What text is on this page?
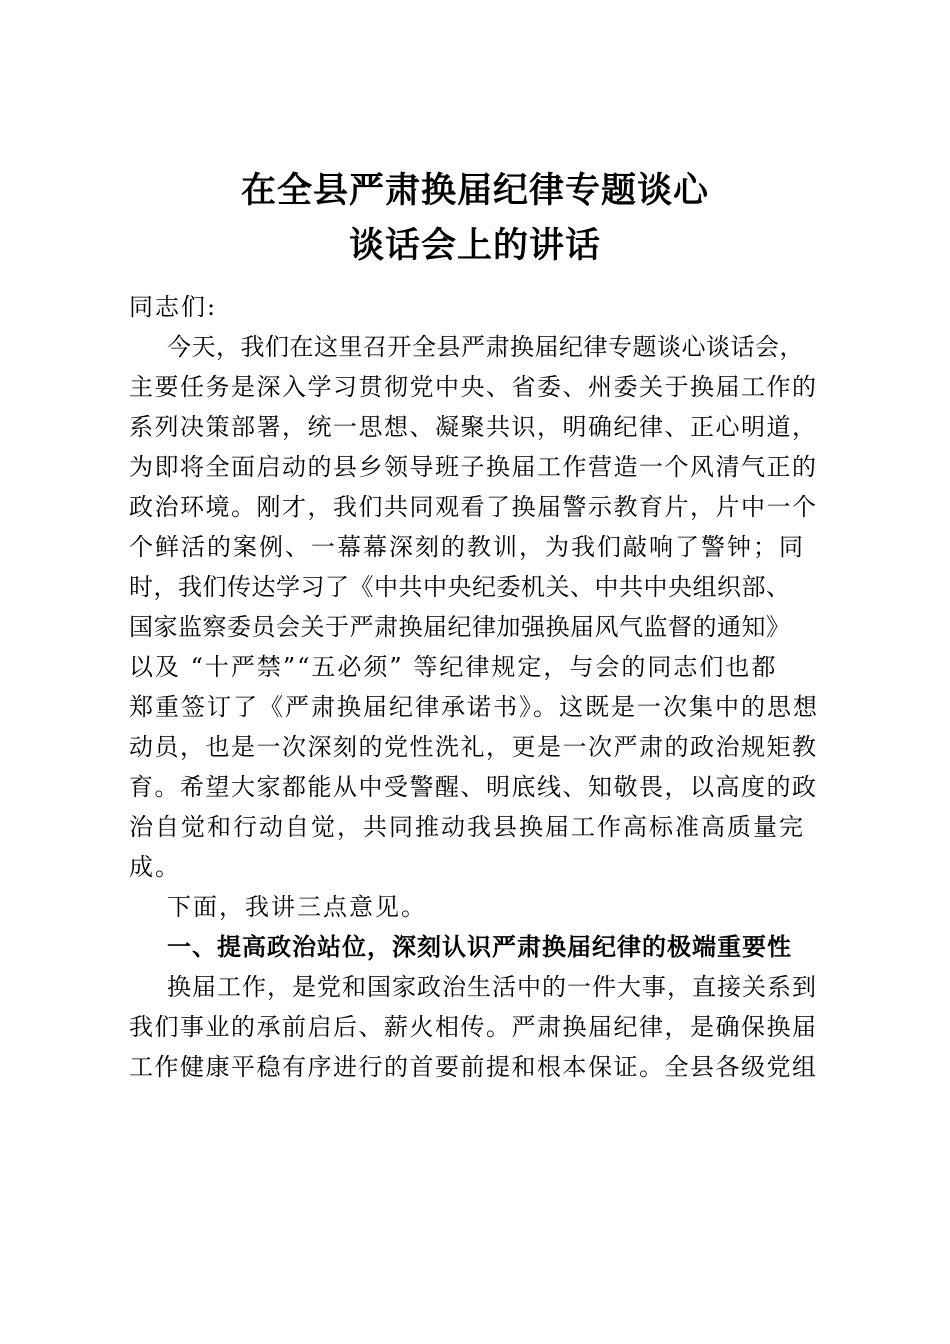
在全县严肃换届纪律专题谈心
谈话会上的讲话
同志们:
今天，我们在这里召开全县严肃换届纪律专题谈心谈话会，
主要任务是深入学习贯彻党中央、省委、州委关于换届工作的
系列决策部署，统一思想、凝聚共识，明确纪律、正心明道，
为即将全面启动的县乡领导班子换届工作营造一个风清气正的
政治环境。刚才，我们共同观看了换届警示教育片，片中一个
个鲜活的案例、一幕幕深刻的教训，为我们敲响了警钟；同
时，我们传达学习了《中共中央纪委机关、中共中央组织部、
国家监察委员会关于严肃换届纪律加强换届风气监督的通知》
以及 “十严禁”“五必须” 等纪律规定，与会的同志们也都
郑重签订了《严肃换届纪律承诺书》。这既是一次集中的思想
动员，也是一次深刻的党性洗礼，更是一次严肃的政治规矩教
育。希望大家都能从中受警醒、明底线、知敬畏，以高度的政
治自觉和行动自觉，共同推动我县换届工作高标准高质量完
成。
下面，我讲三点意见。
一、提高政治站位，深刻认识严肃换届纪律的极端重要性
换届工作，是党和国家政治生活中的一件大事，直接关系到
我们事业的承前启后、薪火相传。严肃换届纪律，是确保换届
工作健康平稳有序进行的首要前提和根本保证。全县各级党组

----

TO BE DONE: Write out the entries above verbatim; the pictures do not belong in your copy.

RESPONSE TO THIS TASK:
What text is on this page?
在全县严肃换届纪律专题谈心
谈话会上的讲话
同志们:
今天，我们在这里召开全县严肃换届纪律专题谈心谈话会，
主要任务是深入学习贯彻党中央、省委、州委关于换届工作的
系列决策部署，统一思想、凝聚共识，明确纪律、正心明道，
为即将全面启动的县乡领导班子换届工作营造一个风清气正的
政治环境。刚才，我们共同观看了换届警示教育片，片中一个
个鲜活的案例、一幕幕深刻的教训，为我们敲响了警钟；同
时，我们传达学习了《中共中央纪委机关、中共中央组织部、
国家监察委员会关于严肃换届纪律加强换届风气监督的通知》
以及 “十严禁”“五必须” 等纪律规定，与会的同志们也都
郑重签订了《严肃换届纪律承诺书》。这既是一次集中的思想
动员，也是一次深刻的党性洗礼，更是一次严肃的政治规矩教
育。希望大家都能从中受警醒、明底线、知敬畏，以高度的政
治自觉和行动自觉，共同推动我县换届工作高标准高质量完
成。
下面，我讲三点意见。
一、提高政治站位，深刻认识严肃换届纪律的极端重要性
换届工作，是党和国家政治生活中的一件大事，直接关系到
我们事业的承前启后、薪火相传。严肃换届纪律，是确保换届
工作健康平稳有序进行的首要前提和根本保证。全县各级党组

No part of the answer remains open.